BEGIN Material supplied
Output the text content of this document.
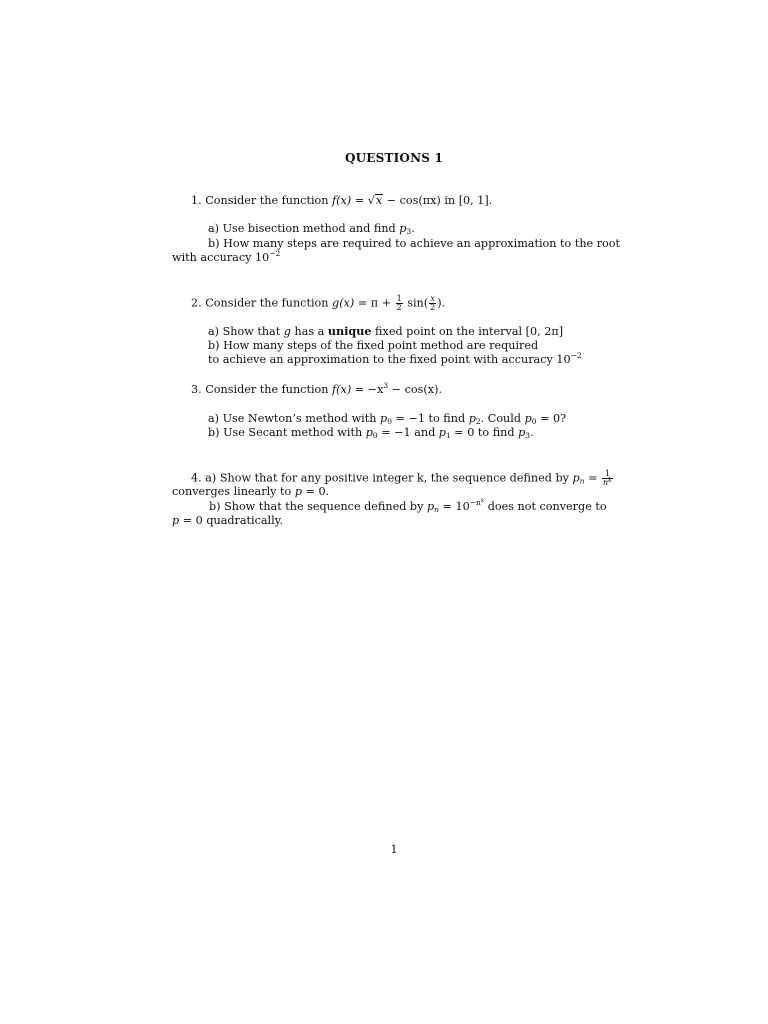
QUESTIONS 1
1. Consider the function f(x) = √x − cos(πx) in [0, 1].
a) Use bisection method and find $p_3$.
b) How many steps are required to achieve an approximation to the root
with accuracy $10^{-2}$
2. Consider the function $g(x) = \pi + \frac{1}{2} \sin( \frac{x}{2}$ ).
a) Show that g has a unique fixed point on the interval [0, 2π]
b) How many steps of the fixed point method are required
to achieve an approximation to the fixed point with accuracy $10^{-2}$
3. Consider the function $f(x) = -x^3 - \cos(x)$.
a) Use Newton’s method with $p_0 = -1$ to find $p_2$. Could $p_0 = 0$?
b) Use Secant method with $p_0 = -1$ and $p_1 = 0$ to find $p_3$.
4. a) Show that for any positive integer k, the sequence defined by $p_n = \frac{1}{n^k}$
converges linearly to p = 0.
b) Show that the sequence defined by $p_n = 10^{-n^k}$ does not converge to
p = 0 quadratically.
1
END Material supplied
BEGIN Material supplied
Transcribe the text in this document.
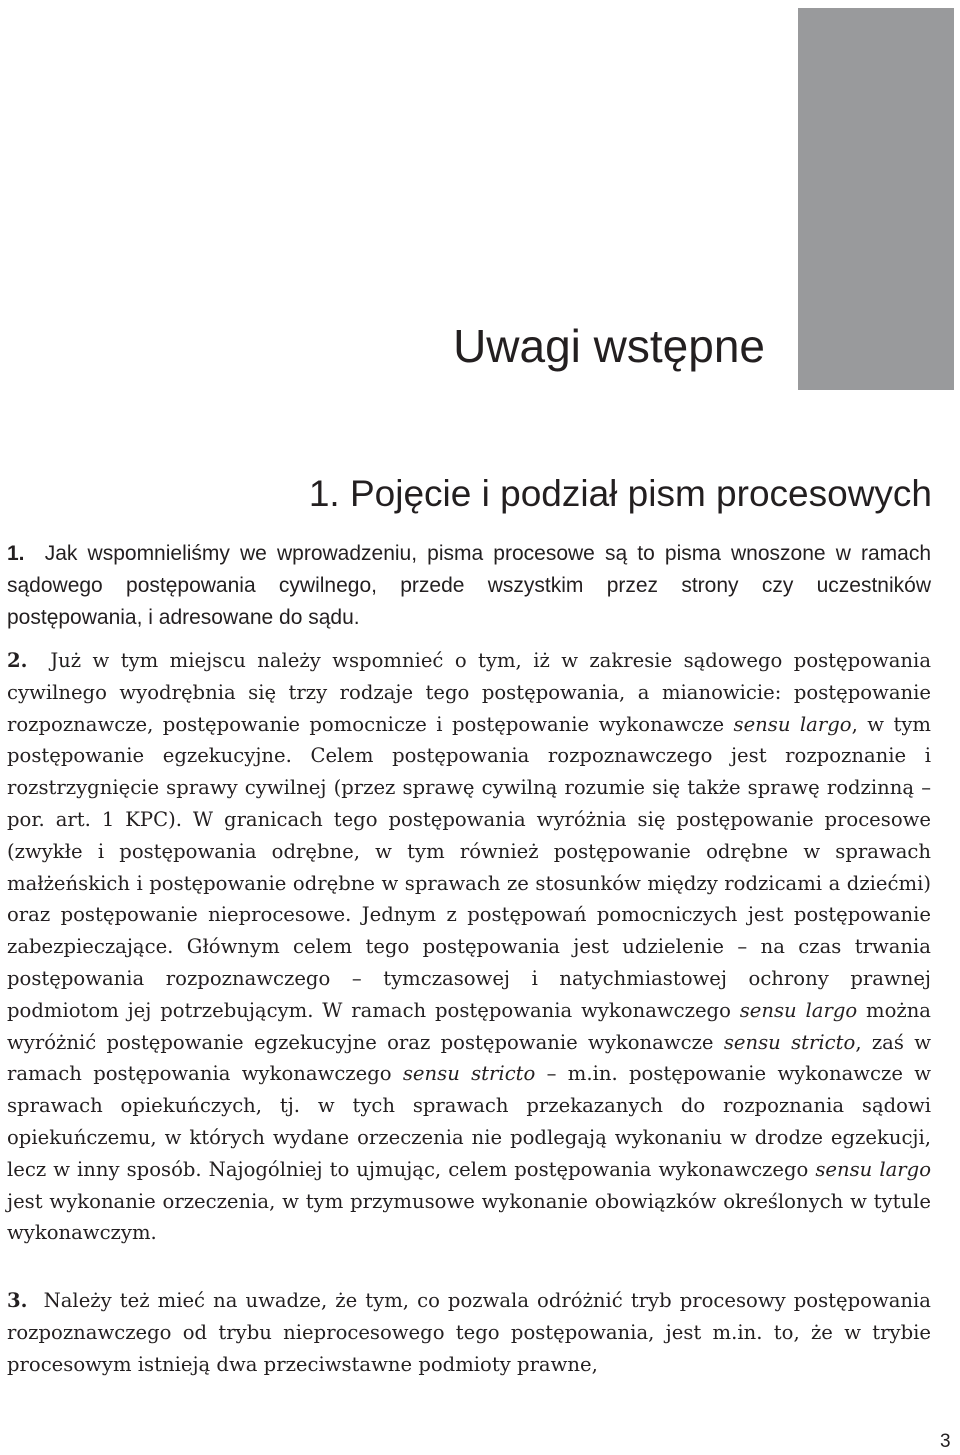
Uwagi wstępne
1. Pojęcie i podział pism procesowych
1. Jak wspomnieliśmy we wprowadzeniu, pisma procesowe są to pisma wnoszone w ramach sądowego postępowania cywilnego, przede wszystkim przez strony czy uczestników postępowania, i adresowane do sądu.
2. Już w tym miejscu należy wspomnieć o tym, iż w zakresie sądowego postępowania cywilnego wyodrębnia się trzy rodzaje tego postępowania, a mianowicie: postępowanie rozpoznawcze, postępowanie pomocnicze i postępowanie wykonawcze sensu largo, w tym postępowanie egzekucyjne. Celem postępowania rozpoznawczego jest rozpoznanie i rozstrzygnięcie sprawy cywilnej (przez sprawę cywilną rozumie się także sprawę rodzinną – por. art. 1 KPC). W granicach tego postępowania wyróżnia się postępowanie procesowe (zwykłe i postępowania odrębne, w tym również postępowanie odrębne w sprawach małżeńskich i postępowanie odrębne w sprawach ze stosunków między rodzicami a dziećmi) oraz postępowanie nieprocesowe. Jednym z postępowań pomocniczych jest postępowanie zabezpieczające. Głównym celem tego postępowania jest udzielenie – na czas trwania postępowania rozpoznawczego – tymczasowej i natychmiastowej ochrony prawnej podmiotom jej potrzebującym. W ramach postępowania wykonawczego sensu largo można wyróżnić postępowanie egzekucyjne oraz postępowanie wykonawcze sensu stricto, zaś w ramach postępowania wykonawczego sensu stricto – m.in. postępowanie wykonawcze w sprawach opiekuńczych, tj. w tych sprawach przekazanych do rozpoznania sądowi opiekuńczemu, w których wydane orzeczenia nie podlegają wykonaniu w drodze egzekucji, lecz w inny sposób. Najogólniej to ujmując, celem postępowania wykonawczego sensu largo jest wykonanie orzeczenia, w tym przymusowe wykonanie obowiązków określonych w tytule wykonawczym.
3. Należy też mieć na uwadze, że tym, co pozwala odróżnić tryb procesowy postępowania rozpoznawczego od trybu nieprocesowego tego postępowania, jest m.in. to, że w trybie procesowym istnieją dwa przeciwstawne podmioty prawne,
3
END Material supplied
BEGIN Material supplied
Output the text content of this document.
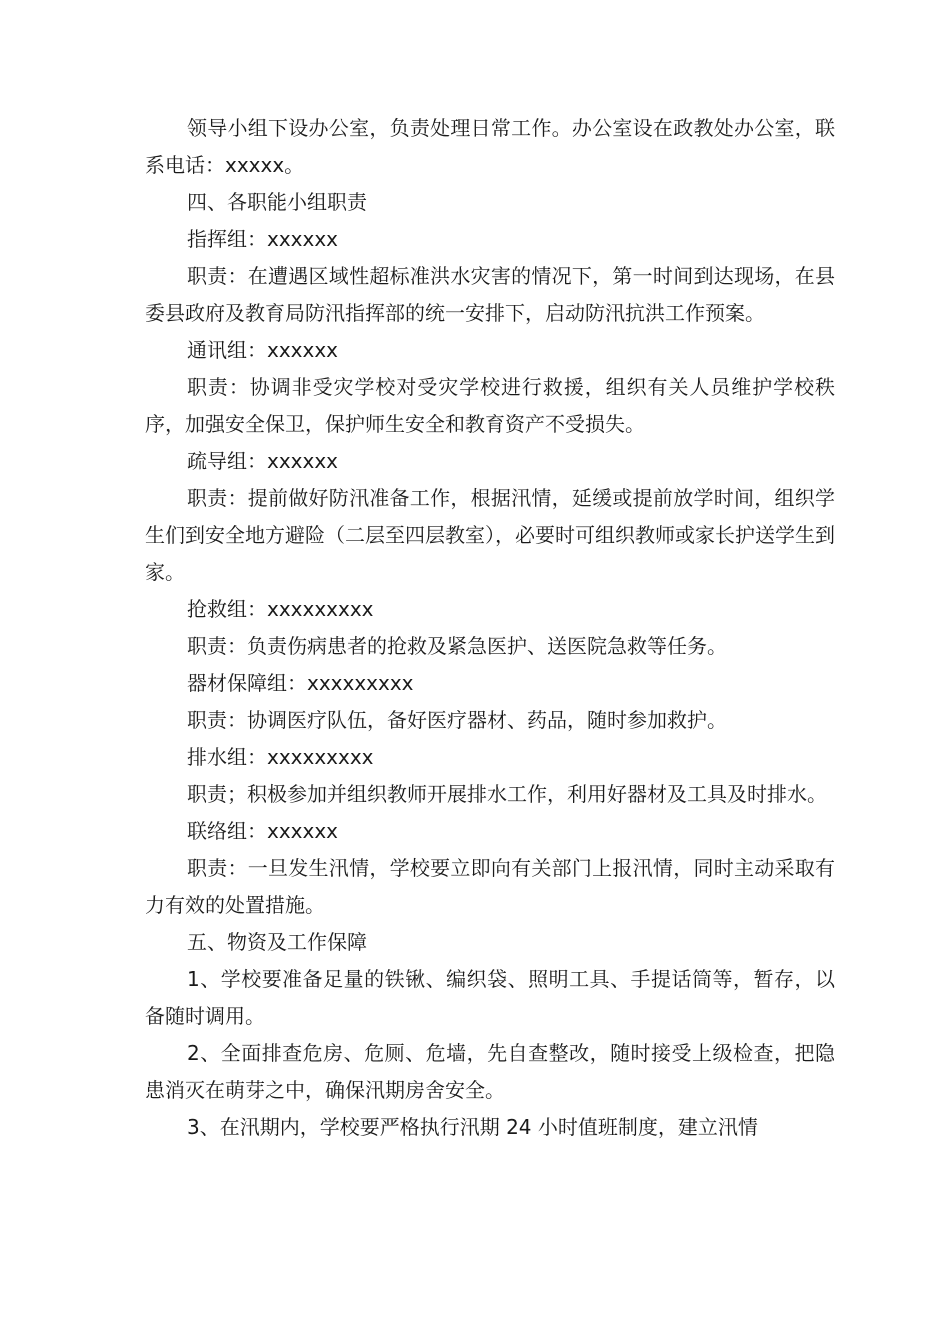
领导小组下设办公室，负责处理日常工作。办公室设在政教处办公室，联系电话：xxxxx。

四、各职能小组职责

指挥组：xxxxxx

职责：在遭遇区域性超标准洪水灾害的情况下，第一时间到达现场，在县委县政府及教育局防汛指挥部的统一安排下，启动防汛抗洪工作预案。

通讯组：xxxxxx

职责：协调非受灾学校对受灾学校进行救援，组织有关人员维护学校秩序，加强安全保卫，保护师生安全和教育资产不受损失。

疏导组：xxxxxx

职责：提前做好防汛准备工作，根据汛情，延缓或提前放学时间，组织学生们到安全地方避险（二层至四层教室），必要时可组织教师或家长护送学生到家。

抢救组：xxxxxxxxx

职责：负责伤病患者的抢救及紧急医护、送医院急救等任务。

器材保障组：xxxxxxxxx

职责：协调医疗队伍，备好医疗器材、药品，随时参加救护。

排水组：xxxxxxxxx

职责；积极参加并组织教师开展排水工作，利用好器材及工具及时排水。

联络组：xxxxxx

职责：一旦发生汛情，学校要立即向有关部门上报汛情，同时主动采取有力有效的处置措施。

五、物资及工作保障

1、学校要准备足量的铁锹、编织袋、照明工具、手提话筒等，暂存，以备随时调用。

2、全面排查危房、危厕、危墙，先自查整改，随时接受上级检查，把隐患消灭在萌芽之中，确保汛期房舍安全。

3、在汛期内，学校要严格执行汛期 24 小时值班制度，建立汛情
END Material supplied
- Do this
Check each line above for the word "function", and copy the lines where it appears.

- Response to the task
1. Consider the function f(x) = √x − cos(πx) in [0, 1].
2. Consider the function $g(x) = \pi + \frac{1}{2} \sin( \frac{x}{2}$ ).
3. Consider the function $f(x) = -x^3 - \cos(x)$.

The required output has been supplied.